Sayfa alıntısı.

================================

16 Kasım 2009

Cem'e göre MIRW...

Artık alıştığımız üzere yarışlardan sonra Cem, Seyir Defterimize yaşadıklarını  kendi gözünden (çoğunlukla tehdit marifetiyle) yazıyor. Doğrusu pek çok kişi Cem'in üslubu ve yorumlarından keyif aldığını belirtiyor (Müştak hariç :). Şimdi 20. Marmaris Yarış Haftasını dinlemek için Cem'e bağlanıyoruz...



Sıra geldi yıl boyunca heyecanla beklediğimiz yarışa!

Marmaris Yarış Haftası bazı özellikleriyle diğer yarışlardan ayrılır: Ülkemizde (sanırım Doğu Akdeniz'de de) en çok katılım sağlanan yarıştır. Gezi teknelerinin çoğunlukta olmasına rağmen yarış grubunda rekabet yoğundur, havanın belirsizliği de buna eklenince sürpriz sonuçlar sıklıkla yaşanır. Mevsimin de etkisiyle doğanın güzelliği çarpıcı boyuttadır, ormanlarla kaplı dik yamaçların görüntüsü denize yansır. Sezonun da son yarışıdır, kapanış için bundan daha şenlikli bir ortam düşünemiyorum.

26-27 Eylül Bodrum yarışından sonra ekip ilk kez bir araya gelecek, ben arada Demirkazık zirve denemesi yaptım, sıkılırsanız alttaki paragrafı atlayın…



Aladağlar'a ilk gidişim olacak:

2 Ekim günü 06:25 uçağı ile Adana, sonra otobüs ile Çamardı'na vardım. Buradan Çukurbağ Köyü'ne gideceğim. Çamardı'nda otobüs beklerken pazaryerinde güzel elmalar gördüm ve 2 kilo aldım. Çukurbağ yol ayrımında indim ve kamp yerine kadar birkaç kilometre yaya olarak devam edeceğim. Sırt çantamdaki 20 kiloya elmalar da eklenince yürüyüş tadından yenmez bir hal aldı. Biraz devam edince ne göreyim, yol sağlı sollu elma ağaçlarıyla dolu. Ömrümde ilk kez elmayı ağaçta görüyorum, benim için çok değişik. Aklıma çeşitli yorumlar yaparak Aladağlar Kamping'e varıyorum ve sahibi Recep ile buluşuyoruz, yarın birlikte çıkacağız. Ertesi sabah hava buz gibi, İzmir'de denize girdiğimiz için az kıyafetle gelmişim, neyim varsa giydim. Narpuz Vadisi içinden yürüyüşe başladık, hayal ettiğimden çok daha güzel ve sert bir coğrafya. Vadi içinden yükselerek Kızıl Çarşak altına geliyoruz, iki adım ileri atıyorum, bir adım geri kayıyorum. Nihayet Doğu Geçidi'ne varıyoruz. Manzara müthiş, aşağıda Cimbar Vadisi'nin sonu. Üstümüzde Demirkazık zirve piramidi. Rüzgardan korunaklı bir noktada yemek molası veriyor, ardından dönüşe geçiyoruz.

================================

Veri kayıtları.
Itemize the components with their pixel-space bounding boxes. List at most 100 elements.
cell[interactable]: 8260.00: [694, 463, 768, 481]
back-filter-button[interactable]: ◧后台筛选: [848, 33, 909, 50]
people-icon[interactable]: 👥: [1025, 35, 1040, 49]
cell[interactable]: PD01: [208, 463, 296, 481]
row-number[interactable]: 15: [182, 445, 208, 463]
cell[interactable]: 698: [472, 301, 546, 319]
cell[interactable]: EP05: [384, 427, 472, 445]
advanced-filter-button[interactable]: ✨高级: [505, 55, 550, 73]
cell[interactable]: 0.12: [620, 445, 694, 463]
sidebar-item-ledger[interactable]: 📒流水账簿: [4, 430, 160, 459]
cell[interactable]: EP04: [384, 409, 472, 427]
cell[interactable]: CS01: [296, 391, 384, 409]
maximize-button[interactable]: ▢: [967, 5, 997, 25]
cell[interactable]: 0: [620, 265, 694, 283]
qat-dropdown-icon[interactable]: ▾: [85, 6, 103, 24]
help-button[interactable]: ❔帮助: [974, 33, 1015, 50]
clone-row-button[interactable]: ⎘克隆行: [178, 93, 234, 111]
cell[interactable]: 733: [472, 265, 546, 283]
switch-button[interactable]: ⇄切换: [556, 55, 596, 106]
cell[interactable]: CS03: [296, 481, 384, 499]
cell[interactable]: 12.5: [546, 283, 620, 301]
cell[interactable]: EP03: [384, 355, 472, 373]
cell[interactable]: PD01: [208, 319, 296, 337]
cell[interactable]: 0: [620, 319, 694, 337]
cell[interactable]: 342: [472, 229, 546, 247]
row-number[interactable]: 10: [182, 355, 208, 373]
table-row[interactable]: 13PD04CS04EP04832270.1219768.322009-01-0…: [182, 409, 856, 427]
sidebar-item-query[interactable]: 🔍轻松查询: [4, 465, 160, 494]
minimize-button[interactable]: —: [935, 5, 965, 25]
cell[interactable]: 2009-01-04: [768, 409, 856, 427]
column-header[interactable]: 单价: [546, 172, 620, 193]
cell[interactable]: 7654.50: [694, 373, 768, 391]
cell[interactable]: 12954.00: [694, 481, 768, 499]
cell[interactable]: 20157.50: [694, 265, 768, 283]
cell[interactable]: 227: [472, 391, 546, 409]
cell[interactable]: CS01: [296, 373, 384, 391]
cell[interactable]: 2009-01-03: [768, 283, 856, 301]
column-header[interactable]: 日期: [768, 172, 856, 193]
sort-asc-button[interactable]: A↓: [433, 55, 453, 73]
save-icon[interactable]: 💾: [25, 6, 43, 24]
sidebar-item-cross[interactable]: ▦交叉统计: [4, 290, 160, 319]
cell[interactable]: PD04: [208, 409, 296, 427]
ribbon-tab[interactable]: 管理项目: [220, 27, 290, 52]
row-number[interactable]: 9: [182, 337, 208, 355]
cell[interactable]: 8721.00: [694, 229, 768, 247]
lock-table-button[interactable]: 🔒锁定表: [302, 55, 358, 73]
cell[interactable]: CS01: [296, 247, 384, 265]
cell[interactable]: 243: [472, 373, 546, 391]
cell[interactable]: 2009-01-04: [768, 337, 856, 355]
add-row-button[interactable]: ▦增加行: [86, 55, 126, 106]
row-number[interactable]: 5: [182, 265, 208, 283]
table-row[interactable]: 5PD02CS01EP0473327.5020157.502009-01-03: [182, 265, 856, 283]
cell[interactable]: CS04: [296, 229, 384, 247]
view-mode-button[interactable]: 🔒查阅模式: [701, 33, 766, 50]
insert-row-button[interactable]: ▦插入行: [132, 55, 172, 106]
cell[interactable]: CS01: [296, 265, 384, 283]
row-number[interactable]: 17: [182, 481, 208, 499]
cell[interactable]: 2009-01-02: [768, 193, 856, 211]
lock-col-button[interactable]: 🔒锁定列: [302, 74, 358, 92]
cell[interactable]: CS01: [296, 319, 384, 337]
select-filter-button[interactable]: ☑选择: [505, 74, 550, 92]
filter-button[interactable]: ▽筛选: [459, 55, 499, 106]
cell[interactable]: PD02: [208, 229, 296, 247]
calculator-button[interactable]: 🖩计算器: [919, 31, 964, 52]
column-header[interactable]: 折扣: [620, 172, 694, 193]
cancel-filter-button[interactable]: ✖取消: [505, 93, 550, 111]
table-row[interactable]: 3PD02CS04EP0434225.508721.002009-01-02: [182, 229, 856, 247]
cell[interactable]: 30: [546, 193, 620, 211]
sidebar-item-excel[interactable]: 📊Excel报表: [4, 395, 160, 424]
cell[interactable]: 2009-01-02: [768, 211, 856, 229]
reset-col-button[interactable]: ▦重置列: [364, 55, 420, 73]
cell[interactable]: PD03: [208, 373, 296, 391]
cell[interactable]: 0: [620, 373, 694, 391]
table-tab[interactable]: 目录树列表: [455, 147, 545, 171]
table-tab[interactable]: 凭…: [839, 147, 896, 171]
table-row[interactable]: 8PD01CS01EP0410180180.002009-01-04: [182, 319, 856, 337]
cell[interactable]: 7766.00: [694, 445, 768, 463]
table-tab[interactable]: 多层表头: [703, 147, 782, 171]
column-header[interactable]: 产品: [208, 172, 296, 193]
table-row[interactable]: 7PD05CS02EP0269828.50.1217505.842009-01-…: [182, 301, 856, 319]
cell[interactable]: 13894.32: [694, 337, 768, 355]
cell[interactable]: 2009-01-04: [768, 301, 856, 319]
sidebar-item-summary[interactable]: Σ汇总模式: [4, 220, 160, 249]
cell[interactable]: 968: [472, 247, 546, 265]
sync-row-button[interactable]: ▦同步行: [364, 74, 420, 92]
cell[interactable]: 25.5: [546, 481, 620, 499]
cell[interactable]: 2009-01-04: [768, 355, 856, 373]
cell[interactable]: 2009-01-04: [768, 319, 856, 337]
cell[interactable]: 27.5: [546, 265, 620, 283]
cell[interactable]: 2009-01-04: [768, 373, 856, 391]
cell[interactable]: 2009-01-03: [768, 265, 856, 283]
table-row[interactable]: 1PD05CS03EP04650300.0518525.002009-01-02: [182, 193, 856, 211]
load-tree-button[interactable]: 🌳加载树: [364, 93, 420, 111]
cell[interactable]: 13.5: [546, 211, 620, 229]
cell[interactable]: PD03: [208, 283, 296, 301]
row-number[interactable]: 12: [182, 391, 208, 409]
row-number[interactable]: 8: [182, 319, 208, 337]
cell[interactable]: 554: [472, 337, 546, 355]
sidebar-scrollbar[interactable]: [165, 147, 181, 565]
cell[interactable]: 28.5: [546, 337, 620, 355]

================================

Görev tanımı. Sayfa alıntısındaki Marmaris Yarış Haftası yazısını son cümlesinin ardından sürdürün.

Görev çıktısı.
Zirve ilkbahara kaldı. İki saatte çıktığımız çarşağı 15 dakikada geri iniyoruz. Bu olağanüstü bölgede keyfimizi kaçıran tek olay dönüş yolunda topladığımız çöpler oldu. Minibüsle Adana'ya dönerken ilginç bir kargo sistemine tanık oldum: Yol kenarlarında sahipsiz paketler var, minibüs duruyor, bunları alıyor veya başka noktalarda bazı paketler bırakıyor, bu organize sistem çok hoşuma gitti. Hatta minibüslerde yolcudan çok paket var.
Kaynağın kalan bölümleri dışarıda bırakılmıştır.